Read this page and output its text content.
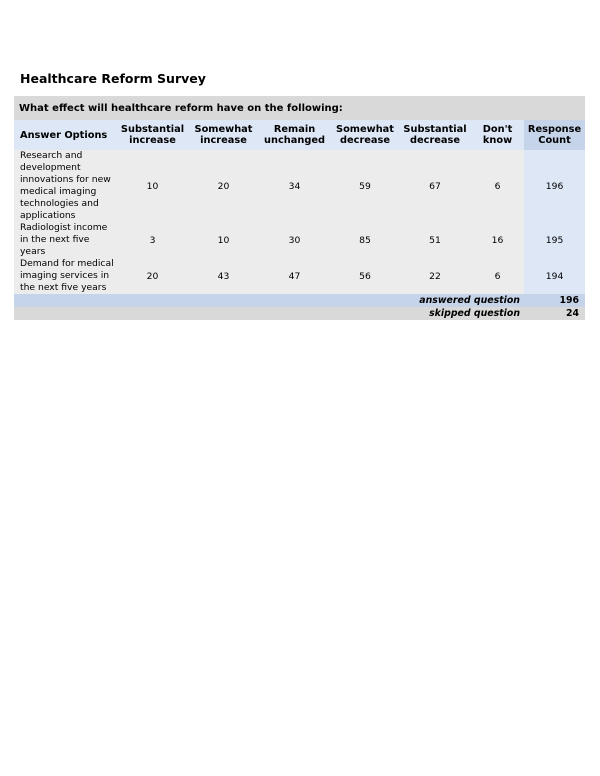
Healthcare Reform Survey
What effect will healthcare reform have on the following:							
Answer Options	Substantial increase	Somewhat increase	Remain unchanged	Somewhat decrease	Substantial decrease	Don't know	Response Count
Research and development innovations for new medical imaging technologies and applications	10	20	34	59	67	6	196
Radiologist income in the next five years	3	10	30	85	51	16	195
Demand for medical imaging services in the next five years	20	43	47	56	22	6	194
answered question							196
skipped question							24
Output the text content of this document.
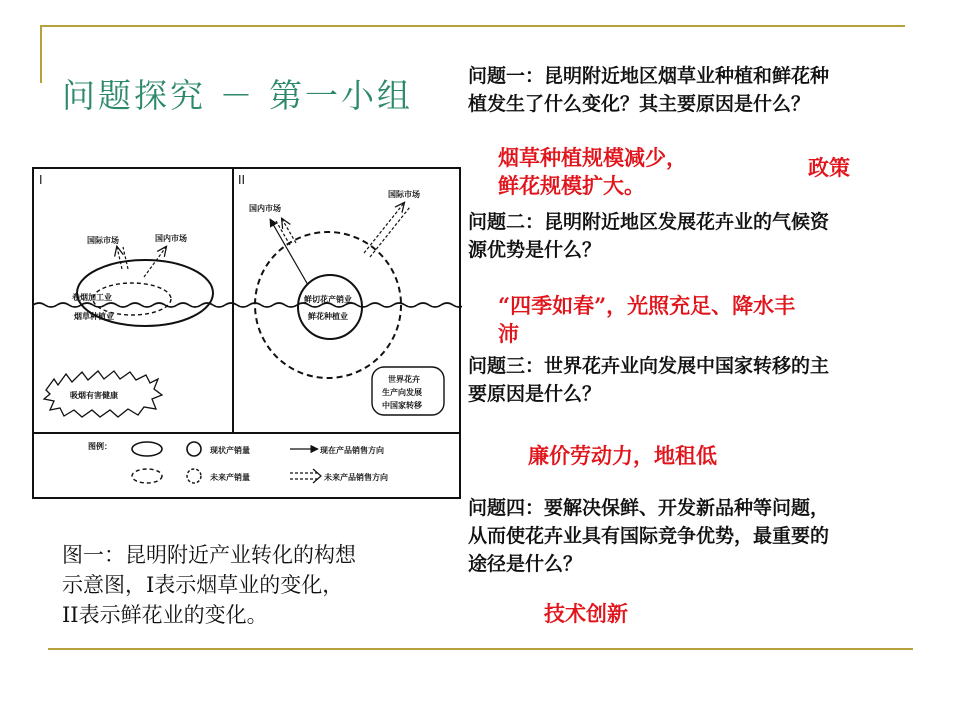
问题探究 － 第一小组
I
卷烟加工业
烟草种植业
国际市场	国内市场
吸烟有害健康
II
鲜切花产销业
鲜花种植业
国内市场
国际市场
世界花卉
生产向发展
中国家转移
图例：	现状产销量	现在产品销售方向
未来产销量	未来产品销售方向
图一：昆明附近产业转化的构想
示意图，I表示烟草业的变化，
II表示鲜花业的变化。
问题一：昆明附近地区烟草业种植和鲜花种
植发生了什么变化？其主要原因是什么？
烟草种植规模减少，
鲜花规模扩大。
政策
问题二：昆明附近地区发展花卉业的气候资
源优势是什么？
“四季如春”，光照充足、降水丰
沛
问题三：世界花卉业向发展中国家转移的主
要原因是什么？
廉价劳动力，地租低
问题四：要解决保鲜、开发新品种等问题，
从而使花卉业具有国际竞争优势，最重要的
途径是什么？
技术创新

++++++++++++++++++++

Return each line of the data that contains the string "content".

Read this page and output its text content.
Output the text content of this document.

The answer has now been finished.